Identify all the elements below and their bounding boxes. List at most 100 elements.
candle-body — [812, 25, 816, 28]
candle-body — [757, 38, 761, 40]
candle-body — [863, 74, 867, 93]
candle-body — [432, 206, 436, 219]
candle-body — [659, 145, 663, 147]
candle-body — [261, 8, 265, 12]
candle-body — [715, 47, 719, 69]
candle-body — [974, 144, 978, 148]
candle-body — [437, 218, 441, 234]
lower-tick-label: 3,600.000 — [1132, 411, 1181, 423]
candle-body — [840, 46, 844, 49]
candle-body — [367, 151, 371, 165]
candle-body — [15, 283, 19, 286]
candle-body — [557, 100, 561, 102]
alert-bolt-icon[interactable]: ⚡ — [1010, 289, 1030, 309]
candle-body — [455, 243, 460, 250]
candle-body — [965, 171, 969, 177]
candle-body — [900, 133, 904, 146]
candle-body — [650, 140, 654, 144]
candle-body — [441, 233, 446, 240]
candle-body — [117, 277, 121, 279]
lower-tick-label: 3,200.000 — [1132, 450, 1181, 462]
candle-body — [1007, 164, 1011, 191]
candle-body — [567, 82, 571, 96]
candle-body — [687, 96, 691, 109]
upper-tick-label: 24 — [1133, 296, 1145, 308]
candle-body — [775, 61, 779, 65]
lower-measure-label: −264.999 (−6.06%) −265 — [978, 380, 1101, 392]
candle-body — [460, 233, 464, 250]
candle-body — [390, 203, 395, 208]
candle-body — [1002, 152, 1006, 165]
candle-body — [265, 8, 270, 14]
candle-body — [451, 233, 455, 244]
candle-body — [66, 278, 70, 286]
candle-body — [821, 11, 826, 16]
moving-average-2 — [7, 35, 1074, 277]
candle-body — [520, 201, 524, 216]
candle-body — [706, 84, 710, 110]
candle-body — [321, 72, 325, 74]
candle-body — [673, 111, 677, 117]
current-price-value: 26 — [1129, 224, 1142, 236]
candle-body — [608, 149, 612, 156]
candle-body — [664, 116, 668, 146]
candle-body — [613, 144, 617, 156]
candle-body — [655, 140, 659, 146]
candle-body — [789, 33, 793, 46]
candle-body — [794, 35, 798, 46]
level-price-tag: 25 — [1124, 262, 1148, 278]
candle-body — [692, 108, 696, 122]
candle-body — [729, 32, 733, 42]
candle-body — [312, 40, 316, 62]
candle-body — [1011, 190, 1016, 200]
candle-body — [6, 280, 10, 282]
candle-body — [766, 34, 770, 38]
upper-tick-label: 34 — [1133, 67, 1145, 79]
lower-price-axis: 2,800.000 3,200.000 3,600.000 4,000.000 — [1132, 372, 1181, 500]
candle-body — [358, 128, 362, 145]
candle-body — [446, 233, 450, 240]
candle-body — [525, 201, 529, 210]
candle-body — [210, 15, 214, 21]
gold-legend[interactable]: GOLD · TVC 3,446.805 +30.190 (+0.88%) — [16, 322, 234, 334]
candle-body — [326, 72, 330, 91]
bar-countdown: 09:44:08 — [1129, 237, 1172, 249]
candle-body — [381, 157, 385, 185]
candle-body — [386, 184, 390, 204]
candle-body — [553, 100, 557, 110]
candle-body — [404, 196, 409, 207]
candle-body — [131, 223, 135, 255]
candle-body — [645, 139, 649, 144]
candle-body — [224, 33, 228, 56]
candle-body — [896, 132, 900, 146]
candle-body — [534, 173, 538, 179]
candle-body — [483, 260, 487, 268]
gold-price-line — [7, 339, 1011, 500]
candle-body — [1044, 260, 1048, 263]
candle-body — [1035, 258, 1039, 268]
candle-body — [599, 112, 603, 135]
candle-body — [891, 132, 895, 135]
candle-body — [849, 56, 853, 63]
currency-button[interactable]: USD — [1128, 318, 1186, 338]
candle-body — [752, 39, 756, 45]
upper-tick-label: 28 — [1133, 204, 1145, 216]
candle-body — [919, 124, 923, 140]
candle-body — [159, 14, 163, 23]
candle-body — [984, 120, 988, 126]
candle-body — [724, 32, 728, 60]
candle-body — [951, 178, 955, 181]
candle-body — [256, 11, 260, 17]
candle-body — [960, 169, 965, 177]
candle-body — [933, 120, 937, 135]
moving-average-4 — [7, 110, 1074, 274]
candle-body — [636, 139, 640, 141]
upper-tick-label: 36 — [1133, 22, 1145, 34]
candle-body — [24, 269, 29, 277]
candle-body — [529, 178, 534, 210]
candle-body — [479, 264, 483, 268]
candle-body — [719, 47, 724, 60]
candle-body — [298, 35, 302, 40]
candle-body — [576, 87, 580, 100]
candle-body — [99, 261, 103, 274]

Goal of the exercise
Format every line of the entries above as a Markdown table with two columns, Row and Line, numbering each row and omitting blank lines.

Solution to this problem
| Row | Line |
|---|---|
| 1 | Identify all the elements below and their bounding boxes. List at most 100 elements. |
| 2 | candle-body — [812, 25, 816, 28] |
| 3 | candle-body — [757, 38, 761, 40] |
| 4 | candle-body — [863, 74, 867, 93] |
| 5 | candle-body — [432, 206, 436, 219] |
| 6 | candle-body — [659, 145, 663, 147] |
| 7 | candle-body — [261, 8, 265, 12] |
| 8 | candle-body — [715, 47, 719, 69] |
| 9 | candle-body — [974, 144, 978, 148] |
| 10 | candle-body — [437, 218, 441, 234] |
| 11 | lower-tick-label: 3,600.000 — [1132, 411, 1181, 423] |
| 12 | candle-body — [840, 46, 844, 49] |
| 13 | candle-body — [367, 151, 371, 165] |
| 14 | candle-body — [15, 283, 19, 286] |
| 15 | candle-body — [557, 100, 561, 102] |
| 16 | alert-bolt-icon[interactable]: ⚡ — [1010, 289, 1030, 309] |
| 17 | candle-body — [455, 243, 460, 250] |
| 18 | candle-body — [965, 171, 969, 177] |
| 19 | candle-body — [900, 133, 904, 146] |
| 20 | candle-body — [650, 140, 654, 144] |
| 21 | candle-body — [441, 233, 446, 240] |
| 22 | candle-body — [117, 277, 121, 279] |
| 23 | lower-tick-label: 3,200.000 — [1132, 450, 1181, 462] |
| 24 | candle-body — [1007, 164, 1011, 191] |
| 25 | candle-body — [567, 82, 571, 96] |
| 26 | candle-body — [687, 96, 691, 109] |
| 27 | upper-tick-label: 24 — [1133, 296, 1145, 308] |
| 28 | candle-body — [775, 61, 779, 65] |
| 29 | lower-measure-label: −264.999 (−6.06%) −265 — [978, 380, 1101, 392] |
| 30 | candle-body — [460, 233, 464, 250] |
| 31 | candle-body — [390, 203, 395, 208] |
| 32 | candle-body — [1002, 152, 1006, 165] |
| 33 | candle-body — [265, 8, 270, 14] |
| 34 | candle-body — [451, 233, 455, 244] |
| 35 | candle-body — [66, 278, 70, 286] |
| 36 | candle-body — [821, 11, 826, 16] |
| 37 | moving-average-2 — [7, 35, 1074, 277] |
| 38 | candle-body — [520, 201, 524, 216] |
| 39 | candle-body — [706, 84, 710, 110] |
| 40 | candle-body — [321, 72, 325, 74] |
| 41 | candle-body — [673, 111, 677, 117] |
| 42 | current-price-value: 26 — [1129, 224, 1142, 236] |
| 43 | candle-body — [608, 149, 612, 156] |
| 44 | candle-body — [664, 116, 668, 146] |
| 45 | candle-body — [613, 144, 617, 156] |
| 46 | candle-body — [655, 140, 659, 146] |
| 47 | candle-body — [789, 33, 793, 46] |
| 48 | candle-body — [794, 35, 798, 46] |
| 49 | level-price-tag: 25 — [1124, 262, 1148, 278] |
| 50 | candle-body — [692, 108, 696, 122] |
| 51 | candle-body — [729, 32, 733, 42] |
| 52 | candle-body — [312, 40, 316, 62] |
| 53 | candle-body — [1011, 190, 1016, 200] |
| 54 | candle-body — [6, 280, 10, 282] |
| 55 | candle-body — [766, 34, 770, 38] |
| 56 | upper-tick-label: 34 — [1133, 67, 1145, 79] |
| 57 | lower-price-axis: 2,800.000 3,200.000 3,600.000 4,000.000 — [1132, 372, 1181, 500] |
| 58 | candle-body — [358, 128, 362, 145] |
| 59 | candle-body — [446, 233, 450, 240] |
| 60 | candle-body — [525, 201, 529, 210] |
| 61 | candle-body — [210, 15, 214, 21] |
| 62 | gold-legend[interactable]: GOLD · TVC 3,446.805 +30.190 (+0.88%) — [16, 322, 234, 334] |
| 63 | candle-body — [326, 72, 330, 91] |
| 64 | bar-countdown: 09:44:08 — [1129, 237, 1172, 249] |
| 65 | candle-body — [381, 157, 385, 185] |
| 66 | candle-body — [386, 184, 390, 204] |
| 67 | candle-body — [553, 100, 557, 110] |
| 68 | candle-body — [404, 196, 409, 207] |
| 69 | candle-body — [131, 223, 135, 255] |
| 70 | candle-body — [645, 139, 649, 144] |
| 71 | candle-body — [224, 33, 228, 56] |
| 72 | candle-body — [896, 132, 900, 146] |
| 73 | candle-body — [534, 173, 538, 179] |
| 74 | candle-body — [483, 260, 487, 268] |
| 75 | gold-price-line — [7, 339, 1011, 500] |
| 76 | candle-body — [1044, 260, 1048, 263] |
| 77 | candle-body — [1035, 258, 1039, 268] |
| 78 | candle-body — [599, 112, 603, 135] |
| 79 | candle-body — [891, 132, 895, 135] |
| 80 | candle-body — [849, 56, 853, 63] |
| 81 | currency-button[interactable]: USD — [1128, 318, 1186, 338] |
| 82 | candle-body — [752, 39, 756, 45] |
| 83 | upper-tick-label: 28 — [1133, 204, 1145, 216] |
| 84 | candle-body — [919, 124, 923, 140] |
| 85 | candle-body — [159, 14, 163, 23] |
| 86 | candle-body — [984, 120, 988, 126] |
| 87 | candle-body — [724, 32, 728, 60] |
| 88 | candle-body — [951, 178, 955, 181] |
| 89 | candle-body — [256, 11, 260, 17] |
| 90 | candle-body — [960, 169, 965, 177] |
| 91 | candle-body — [933, 120, 937, 135] |
| 92 | moving-average-4 — [7, 110, 1074, 274] |
| 93 | candle-body — [636, 139, 640, 141] |
| 94 | upper-tick-label: 36 — [1133, 22, 1145, 34] |
| 95 | candle-body — [24, 269, 29, 277] |
| 96 | candle-body — [529, 178, 534, 210] |
| 97 | candle-body — [479, 264, 483, 268] |
| 98 | candle-body — [719, 47, 724, 60] |
| 99 | candle-body — [298, 35, 302, 40] |
| 100 | candle-body — [576, 87, 580, 100] |
| 101 | candle-body — [99, 261, 103, 274] |